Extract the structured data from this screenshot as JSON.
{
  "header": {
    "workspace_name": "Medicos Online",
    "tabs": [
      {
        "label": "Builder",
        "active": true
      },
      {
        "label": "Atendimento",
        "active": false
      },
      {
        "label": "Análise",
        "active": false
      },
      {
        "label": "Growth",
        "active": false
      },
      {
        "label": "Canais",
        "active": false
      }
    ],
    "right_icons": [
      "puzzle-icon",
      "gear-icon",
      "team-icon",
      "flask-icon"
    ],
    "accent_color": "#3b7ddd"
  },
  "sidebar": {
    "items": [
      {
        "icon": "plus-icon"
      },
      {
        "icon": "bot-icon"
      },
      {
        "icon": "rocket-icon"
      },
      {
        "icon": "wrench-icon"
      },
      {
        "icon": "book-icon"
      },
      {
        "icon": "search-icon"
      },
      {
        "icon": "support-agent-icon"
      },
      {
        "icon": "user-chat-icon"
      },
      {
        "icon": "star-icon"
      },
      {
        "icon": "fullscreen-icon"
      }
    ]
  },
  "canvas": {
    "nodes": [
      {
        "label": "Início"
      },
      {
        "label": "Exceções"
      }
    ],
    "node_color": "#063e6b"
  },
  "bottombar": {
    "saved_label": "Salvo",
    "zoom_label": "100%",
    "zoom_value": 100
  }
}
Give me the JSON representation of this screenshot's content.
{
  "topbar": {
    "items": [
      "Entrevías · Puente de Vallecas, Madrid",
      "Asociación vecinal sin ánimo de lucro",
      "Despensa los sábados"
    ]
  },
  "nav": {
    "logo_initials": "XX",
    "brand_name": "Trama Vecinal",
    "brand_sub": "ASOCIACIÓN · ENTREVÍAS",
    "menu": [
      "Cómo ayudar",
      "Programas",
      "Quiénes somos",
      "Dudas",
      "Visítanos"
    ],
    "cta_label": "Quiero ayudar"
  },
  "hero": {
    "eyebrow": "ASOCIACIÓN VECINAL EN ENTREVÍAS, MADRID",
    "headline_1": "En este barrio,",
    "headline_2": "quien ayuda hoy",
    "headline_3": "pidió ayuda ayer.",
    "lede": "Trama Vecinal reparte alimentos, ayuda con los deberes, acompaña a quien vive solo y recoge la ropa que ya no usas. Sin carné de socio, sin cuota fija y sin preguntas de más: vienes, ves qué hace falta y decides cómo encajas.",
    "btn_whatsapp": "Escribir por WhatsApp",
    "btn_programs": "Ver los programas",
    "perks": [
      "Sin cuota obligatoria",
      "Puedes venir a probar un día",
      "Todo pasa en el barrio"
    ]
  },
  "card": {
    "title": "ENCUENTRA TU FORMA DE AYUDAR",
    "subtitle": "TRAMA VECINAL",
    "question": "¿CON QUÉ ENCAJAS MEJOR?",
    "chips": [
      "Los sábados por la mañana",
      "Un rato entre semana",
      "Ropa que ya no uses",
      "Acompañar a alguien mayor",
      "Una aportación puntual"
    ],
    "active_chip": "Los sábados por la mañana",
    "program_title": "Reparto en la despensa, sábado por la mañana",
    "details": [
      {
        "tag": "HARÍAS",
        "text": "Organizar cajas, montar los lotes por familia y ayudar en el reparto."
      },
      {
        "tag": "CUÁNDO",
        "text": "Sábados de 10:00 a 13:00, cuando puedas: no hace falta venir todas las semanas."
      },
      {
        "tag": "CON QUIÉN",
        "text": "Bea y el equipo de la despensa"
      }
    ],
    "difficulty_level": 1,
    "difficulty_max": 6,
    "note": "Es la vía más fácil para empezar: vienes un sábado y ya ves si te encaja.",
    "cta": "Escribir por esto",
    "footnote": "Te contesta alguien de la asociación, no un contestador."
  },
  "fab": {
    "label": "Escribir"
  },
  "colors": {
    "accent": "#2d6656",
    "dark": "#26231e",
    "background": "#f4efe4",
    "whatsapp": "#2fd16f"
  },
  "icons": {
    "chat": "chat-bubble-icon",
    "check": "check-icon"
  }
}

## YOUR OBJECTIVE
Exactly as shown, repeat every record.

## ANSWER FOR THIS EXERCISE
Extract the structured data from this screenshot as JSON.
{
  "header": {
    "workspace_name": "Medicos Online",
    "tabs": [
      {
        "label": "Builder",
        "active": true
      },
      {
        "label": "Atendimento",
        "active": false
      },
      {
        "label": "Análise",
        "active": false
      },
      {
        "label": "Growth",
        "active": false
      },
      {
        "label": "Canais",
        "active": false
      }
    ],
    "right_icons": [
      "puzzle-icon",
      "gear-icon",
      "team-icon",
      "flask-icon"
    ],
    "accent_color": "#3b7ddd"
  },
  "sidebar": {
    "items": [
      {
        "icon": "plus-icon"
      },
      {
        "icon": "bot-icon"
      },
      {
        "icon": "rocket-icon"
      },
      {
        "icon": "wrench-icon"
      },
      {
        "icon": "book-icon"
      },
      {
        "icon": "search-icon"
      },
      {
        "icon": "support-agent-icon"
      },
      {
        "icon": "user-chat-icon"
      },
      {
        "icon": "star-icon"
      },
      {
        "icon": "fullscreen-icon"
      }
    ]
  },
  "canvas": {
    "nodes": [
      {
        "label": "Início"
      },
      {
        "label": "Exceções"
      }
    ],
    "node_color": "#063e6b"
  },
  "bottombar": {
    "saved_label": "Salvo",
    "zoom_label": "100%",
    "zoom_value": 100
  }
}
Give me the JSON representation of this screenshot's content.
{
  "topbar": {
    "items": [
      "Entrevías · Puente de Vallecas, Madrid",
      "Asociación vecinal sin ánimo de lucro",
      "Despensa los sábados"
    ]
  },
  "nav": {
    "logo_initials": "XX",
    "brand_name": "Trama Vecinal",
    "brand_sub": "ASOCIACIÓN · ENTREVÍAS",
    "menu": [
      "Cómo ayudar",
      "Programas",
      "Quiénes somos",
      "Dudas",
      "Visítanos"
    ],
    "cta_label": "Quiero ayudar"
  },
  "hero": {
    "eyebrow": "ASOCIACIÓN VECINAL EN ENTREVÍAS, MADRID",
    "headline_1": "En este barrio,",
    "headline_2": "quien ayuda hoy",
    "headline_3": "pidió ayuda ayer.",
    "lede": "Trama Vecinal reparte alimentos, ayuda con los deberes, acompaña a quien vive solo y recoge la ropa que ya no usas. Sin carné de socio, sin cuota fija y sin preguntas de más: vienes, ves qué hace falta y decides cómo encajas.",
    "btn_whatsapp": "Escribir por WhatsApp",
    "btn_programs": "Ver los programas",
    "perks": [
      "Sin cuota obligatoria",
      "Puedes venir a probar un día",
      "Todo pasa en el barrio"
    ]
  },
  "card": {
    "title": "ENCUENTRA TU FORMA DE AYUDAR",
    "subtitle": "TRAMA VECINAL",
    "question": "¿CON QUÉ ENCAJAS MEJOR?",
    "chips": [
      "Los sábados por la mañana",
      "Un rato entre semana",
      "Ropa que ya no uses",
      "Acompañar a alguien mayor",
      "Una aportación puntual"
    ],
    "active_chip": "Los sábados por la mañana",
    "program_title": "Reparto en la despensa, sábado por la mañana",
    "details": [
      {
        "tag": "HARÍAS",
        "text": "Organizar cajas, montar los lotes por familia y ayudar en el reparto."
      },
      {
        "tag": "CUÁNDO",
        "text": "Sábados de 10:00 a 13:00, cuando puedas: no hace falta venir todas las semanas."
      },
      {
        "tag": "CON QUIÉN",
        "text": "Bea y el equipo de la despensa"
      }
    ],
    "difficulty_level": 1,
    "difficulty_max": 6,
    "note": "Es la vía más fácil para empezar: vienes un sábado y ya ves si te encaja.",
    "cta": "Escribir por esto",
    "footnote": "Te contesta alguien de la asociación, no un contestador."
  },
  "fab": {
    "label": "Escribir"
  },
  "colors": {
    "accent": "#2d6656",
    "dark": "#26231e",
    "background": "#f4efe4",
    "whatsapp": "#2fd16f"
  },
  "icons": {
    "chat": "chat-bubble-icon",
    "check": "check-icon"
  }
}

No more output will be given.